**Recorded data:**

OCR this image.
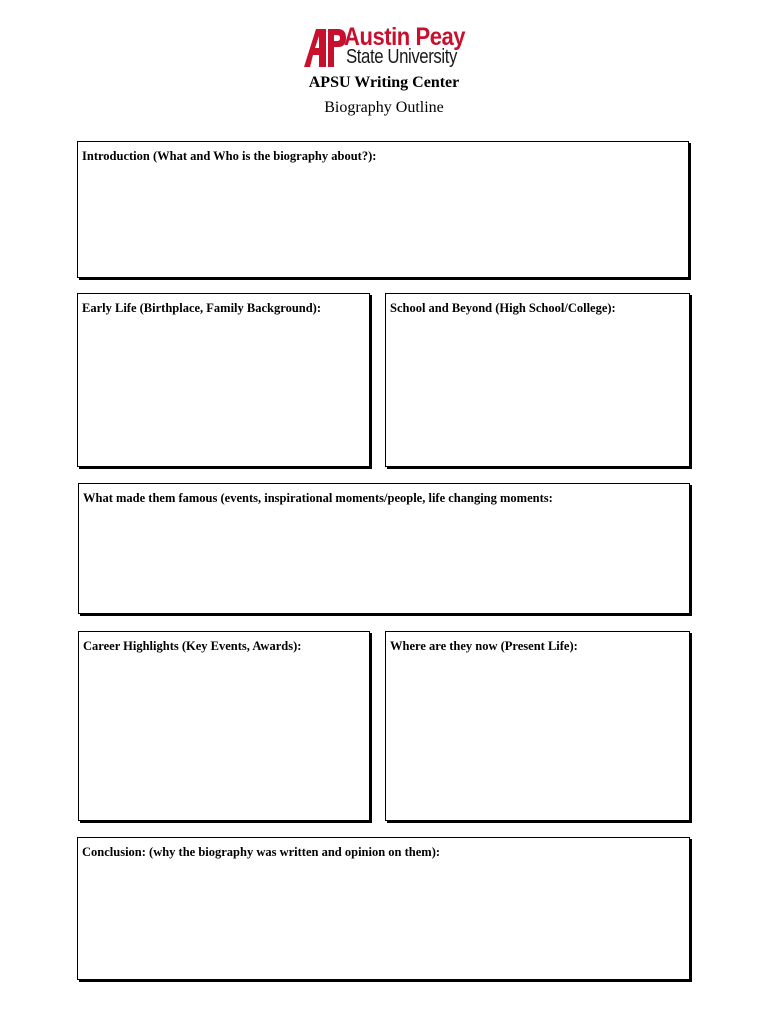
Austin Peay
State University
APSU Writing Center
Biography Outline
Introduction (What and Who is the biography about?):
Early Life (Birthplace, Family Background):	School and Beyond (High School/College):
What made them famous (events, inspirational moments/people, life changing moments:
Career Highlights (Key Events, Awards):	Where are they now (Present Life):
Conclusion: (why the biography was written and opinion on them):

**Problem statement:**
Output all the records, word for word, with no pictures in the copy.

**Exercise result:**
OCR this image.
Austin Peay
State University
APSU Writing Center
Biography Outline
Introduction (What and Who is the biography about?):
Early Life (Birthplace, Family Background):	School and Beyond (High School/College):
What made them famous (events, inspirational moments/people, life changing moments:
Career Highlights (Key Events, Awards):	Where are they now (Present Life):
Conclusion: (why the biography was written and opinion on them):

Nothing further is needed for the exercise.